--- TAREA PEDIDA 1 ---
Según el texto sobre la horca de Durango, ¿en qué año las autoridades españolas abrieron la suscripción de dinero para construirla?
--- TAREA PEDIDA 2 ---
Pasa a una lista JSON de cadenas la parte de los registros que empieza con la línea que contiene "runner-b-label: B [527,172,537,187]" y termina con la que contiene "first-meeting-diagram [488,171,660,319]", ambas incluidas. Pon una cadena por línea y deja fuera las líneas en blanco.

═════ FRAGMENTO DEL TEXTO ═════

Foto del escritor: Carmen benavidesCarmen benavides

Allá, por el año de 1795, las autoridades españolas abrieron una suscripción de dinero entre el comercio de Nueva Vizcaya ya Zacatecas con el objeto de construir en la ciudad de Durango una horca y un quemadero.

Indudablemente en aquella época (como podría suceder en la actual probablemente) aquel proyecto se considero muy plausible y progresista y se reunieron los fondos suficientes para levantar, , como sea construyeron en efecto la horca y el quemadero en la Plazuela que entonces se llamó de los ajusticiados, después se conoció con el nombre de Plazuela del terror y actualmente lleva el nombre de uno de los mejores gobernadores que ha tenido el estado de durando: Baca Ortiz.

Muchos fueron según las tradiciones, los infelices sacrificados en aquella plazuela por las autoridades civiles, pero se asegura que el numero de victimas allí inmoladas por mandato de los inquisidores, fue muy superior al ejecutado por las autoridades primeramente mencionadas: Muchos herejes, apóstatas, relapsos perdieron la vida ante la expectación publica en aquella plazuela, después de haber sufrido incontables martirios en las crueles mansiones inquisitoriales en aras del pensamiento libre, entonces encadenado férreamente por los dominadores materiales y espirituales.

A propósito de la inquisición, se cuenta que en un departamento de la cárcel había un aparato llamado “potro” donde se daba tormento a los acusados para obligarlos a confesar los delitos que se les imputaban. Se ataba a la victima ligándole los miembros de manera que al girar una rueda se retorcieran los cordeles causándoles atroces dolores y llegando frecuentemente a producir fractura o desarticulación de los huesos. Si los acusados nada contestaban a la primera vuelta de la rueda, se daban a esta otra o más vueltas y así sucesivamente hasta que los cordeles alcanzaban una tensión insufrible; muchos reos no pudieron resistir aquellos tormentos y se confesaban culpables de delitos que no habían cometido, otros los soportaban con estoicismo y a algunos se les daba por compurgada la pena con los

tormentos que habían sufrido. Los jueces presenciaban y dirigían las maniobras inquisitoriales.

Durante algún tiempo la inquisición estuvo en la casa que después se conocía por “Casa de Larrea”, que era del Conde de Súchitl y a donde ultimas fechas ha sido almacén Bourillón ubicado en el crucero de las calles de 5 de febrero y Francisco I. Madero (Antes principal y San Francisco, respectivamente)

═════ REGISTROS MOSTRADOS ═════

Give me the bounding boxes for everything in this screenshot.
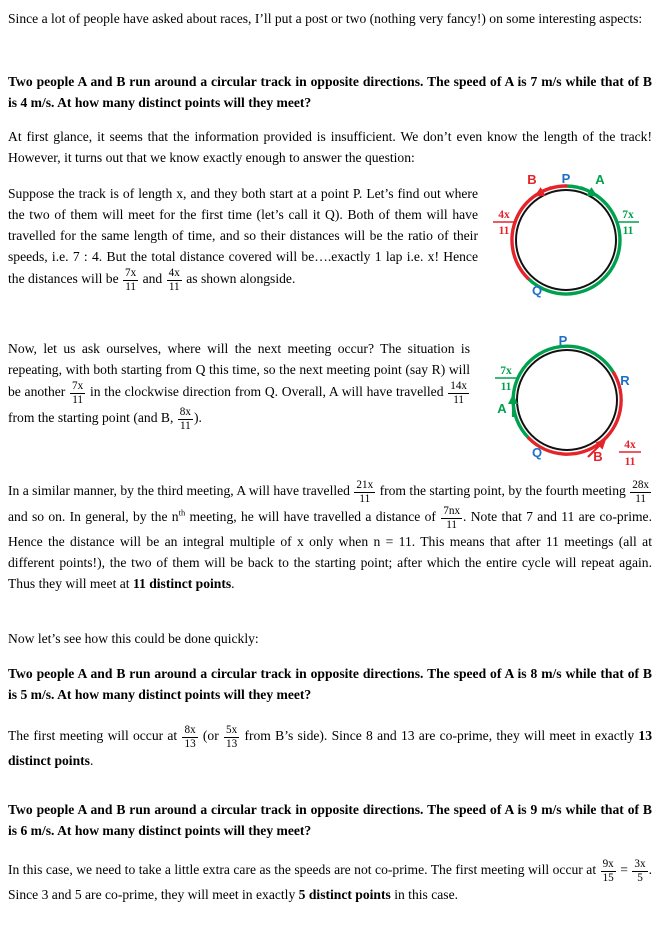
runner-b-label: B [527,172,537,187]
a-distance-numerator: 7x [500,365,512,377]
runner-b-arc [529,373,621,454]
point-p-label: P [561,171,571,186]
inline-fraction: $\frac{8x}{13}$ [184,724,196,750]
solution-2-paragraph: The first meeting will occur at $\frac{8x}{13}$ (or $\frac{5x}{13}$ from B’s side). Since 8 and 13 are co-prime, they will meet in exactly 13 distinct points. [8,724,652,769]
first-meeting-diagram [488,171,660,319]
solution-3-paragraph: In this case, we need to take a little extra care as the speeds are not co-prime. The first meeting will occur at $\frac{9x}{15}$ = $\frac{3x}{5}$ . Since 3 and 5 are co-prime, they will meet in exactly 5 distinct points in this case. [8,858,652,903]
runner-b-label: B [593,449,603,464]
intro-paragraph: Since a lot of people have asked about races, I’ll put a post or two (nothing very fancy!) on some interesting aspects: [8,11,643,26]
runner-a-label: A [497,401,507,416]
bold-answer-text: 13 distinct points [8,728,652,769]
inline-fraction: $\frac{8x}{11}$ [179,406,191,432]
inline-fraction: $\frac{28x}{11}$ [632,479,649,505]
track-circle [516,190,616,290]
bold-answer-text: 11 distinct points [132,576,232,592]
problem-statement-3: Two people A and B run around a circular track in opposite directions. The speed of A is 9 m/s while that of B is 6 m/s. At how many distinct points will they meet? [8,802,652,838]
inline-fraction: $\frac{9x}{15}$ [602,858,614,884]
inline-fraction: $\frac{4x}{11}$ [168,267,180,293]
point-p-label: P [558,333,568,348]
runner-b-arc [512,186,566,278]
runner-a-arc [513,346,614,438]
general-case-paragraph: In a similar manner, by the third meeting, A will have travelled $\frac{21x}{11}$ from the starting point, by the fourth meeting $\frac{28x}{11}$ and so on. In general, by the $n^{th}$ meeting, he will have travelled a distance of $\frac{7nx}{11}$ . Note that 7 and 11 are co-prime. Hence the distance will be an integral multiple of x only when n = 11. This means that after 11 meetings (all at different points!), the two of them will be back to the starting point; after which the entire cycle will repeat again. Thus they will meet at 11 distinct points. [8,479,652,592]
problem-statement-1: Two people A and B run around a circular track in opposite directions. The speed of A is 7 m/s while that of B is 4 m/s. At how many distinct points will they meet? [8,74,652,110]
next-meeting-paragraph: Now, let us ask ourselves, where will the next meeting occur? The situation is repeating, with both starting from Q this time, so the next meeting point (say R) will be another $\frac{7x}{11}$ in the clockwise direction from Q. Overall, A will have travelled $\frac{14x}{11}$ from the starting point (and B, $\frac{8x}{11}$ ). [8,341,470,432]
a-distance-denominator: 11 [500,381,512,393]
inline-fraction: $\frac{21x}{11}$ [356,479,374,505]
point-q-label: Q [531,283,543,298]
suppose-paragraph: Suppose the track is of length x, and they both start at a point P. Let’s find out where the two of them will meet for the first time (let’s call it Q). Both of them will have travelled for the same length of time, and so their distances will be the ratio of their speeds, i.e. 7 : 4. But the total distance covered will be….exactly 1 lap i.e. x! Hence the distances will be $\frac{7x}{11}$ and $\frac{4x}{11}$ as shown alongside. [8,186,478,293]
b-distance-denominator: 11 [498,225,510,237]
a-distance-denominator: 11 [622,225,634,237]
problem-statement-2: Two people A and B run around a circular track in opposite directions. The speed of A is 8 m/s while that of B is 5 m/s. At how many distinct points will they meet? [8,666,652,702]
second-meeting-diagram [482,329,658,479]
superscript-text: th [178,507,186,518]
inline-fraction: $\frac{3x}{5}$ [634,858,646,884]
inline-fraction: $\frac{14x}{11}$ [450,380,468,406]
insufficient-paragraph: At first glance, it seems that the information provided is insufficient. We don’t even know the length of the track! However, it turns out that we know exactly enough to answer the question: [8,129,652,165]
inline-fraction: $\frac{7x}{11}$ [72,380,84,406]
quickly-paragraph: Now let’s see how this could be done quickly: [8,631,259,646]
runner-a-arc [528,186,620,294]
runner-a-label: A [595,172,605,187]
point-r-label: R [620,373,630,388]
inline-fraction: $\frac{7nx}{11}$ [443,505,461,531]
b-distance-numerator: 4x [624,439,636,451]
inline-fraction: $\frac{7x}{11}$ [125,267,137,293]
point-q-label: Q [531,445,543,460]
b-distance-denominator: 11 [624,456,636,468]
inline-fraction: $\frac{5x}{13}$ [226,724,238,750]
b-distance-numerator: 4x [498,209,510,221]
bold-answer-text: 5 distinct points [298,887,391,903]
a-distance-numerator: 7x [622,209,634,221]
track-circle [517,350,617,450]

═════

--- RESULTADO CORRECTO 1 ---
En 1795.

--- RESULTADO CORRECTO 2 ---
[
  "runner-b-label: B [527,172,537,187]",
  "a-distance-numerator: 7x [500,365,512,377]",
  "runner-b-arc [529,373,621,454]",
  "point-p-label: P [561,171,571,186]",
  "inline-fraction: $\\frac{8x}{13}$ [184,724,196,750]",
  "solution-2-paragraph: The first meeting will occur at $\\frac{8x}{13}$ (or $\\frac{5x}{13}$ from B’s side). Since 8 and 13 are co-prime, they will meet in exactly 13 distinct points. [8,724,652,769]",
  "first-meeting-diagram [488,171,660,319]"
]